Exercise prompt
For the records that follow, return only the count of lines containing the string "series".

(Data entries for graphics)
____

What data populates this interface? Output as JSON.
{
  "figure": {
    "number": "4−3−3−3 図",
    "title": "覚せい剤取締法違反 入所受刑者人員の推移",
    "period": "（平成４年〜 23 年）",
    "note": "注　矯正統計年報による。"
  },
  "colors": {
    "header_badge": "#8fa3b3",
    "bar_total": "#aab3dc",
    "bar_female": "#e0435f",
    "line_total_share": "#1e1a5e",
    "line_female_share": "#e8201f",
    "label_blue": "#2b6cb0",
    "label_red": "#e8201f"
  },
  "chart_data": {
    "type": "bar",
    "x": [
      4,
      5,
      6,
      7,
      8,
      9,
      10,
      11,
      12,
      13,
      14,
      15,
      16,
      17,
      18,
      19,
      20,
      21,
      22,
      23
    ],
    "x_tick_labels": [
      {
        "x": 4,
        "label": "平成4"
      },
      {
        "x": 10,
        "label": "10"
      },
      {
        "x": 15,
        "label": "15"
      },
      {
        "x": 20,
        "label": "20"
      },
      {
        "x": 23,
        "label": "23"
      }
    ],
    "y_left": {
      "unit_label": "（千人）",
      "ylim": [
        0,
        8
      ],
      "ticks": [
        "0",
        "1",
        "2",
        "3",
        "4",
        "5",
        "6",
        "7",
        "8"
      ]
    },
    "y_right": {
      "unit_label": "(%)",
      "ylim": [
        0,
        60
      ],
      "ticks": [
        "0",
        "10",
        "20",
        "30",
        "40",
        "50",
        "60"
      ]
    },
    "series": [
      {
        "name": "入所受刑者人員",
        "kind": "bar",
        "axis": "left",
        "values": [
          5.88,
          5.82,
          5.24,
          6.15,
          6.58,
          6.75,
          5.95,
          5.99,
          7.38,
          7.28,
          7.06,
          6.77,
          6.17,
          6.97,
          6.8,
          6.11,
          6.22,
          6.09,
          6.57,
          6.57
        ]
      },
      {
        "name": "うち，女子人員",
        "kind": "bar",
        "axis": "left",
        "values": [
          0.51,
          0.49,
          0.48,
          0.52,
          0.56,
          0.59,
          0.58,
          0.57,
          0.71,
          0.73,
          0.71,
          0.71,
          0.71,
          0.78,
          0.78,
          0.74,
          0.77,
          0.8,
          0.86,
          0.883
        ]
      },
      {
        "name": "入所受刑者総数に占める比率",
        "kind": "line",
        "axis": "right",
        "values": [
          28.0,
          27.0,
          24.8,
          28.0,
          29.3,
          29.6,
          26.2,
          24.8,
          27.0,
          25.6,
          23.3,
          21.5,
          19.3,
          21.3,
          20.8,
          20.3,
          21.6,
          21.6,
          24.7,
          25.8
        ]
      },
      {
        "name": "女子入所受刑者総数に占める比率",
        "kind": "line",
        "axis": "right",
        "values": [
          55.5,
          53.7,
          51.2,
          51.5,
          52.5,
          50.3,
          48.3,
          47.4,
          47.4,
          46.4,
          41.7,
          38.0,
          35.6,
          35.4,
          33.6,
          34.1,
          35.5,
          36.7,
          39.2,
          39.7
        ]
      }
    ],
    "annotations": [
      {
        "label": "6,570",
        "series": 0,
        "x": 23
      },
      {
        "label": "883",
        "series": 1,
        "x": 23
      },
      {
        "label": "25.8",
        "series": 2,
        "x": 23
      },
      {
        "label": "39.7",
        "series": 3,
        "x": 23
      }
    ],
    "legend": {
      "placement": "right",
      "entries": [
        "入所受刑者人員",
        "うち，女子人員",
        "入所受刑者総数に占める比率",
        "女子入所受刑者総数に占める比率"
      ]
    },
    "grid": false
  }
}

____

Answer to the problem
5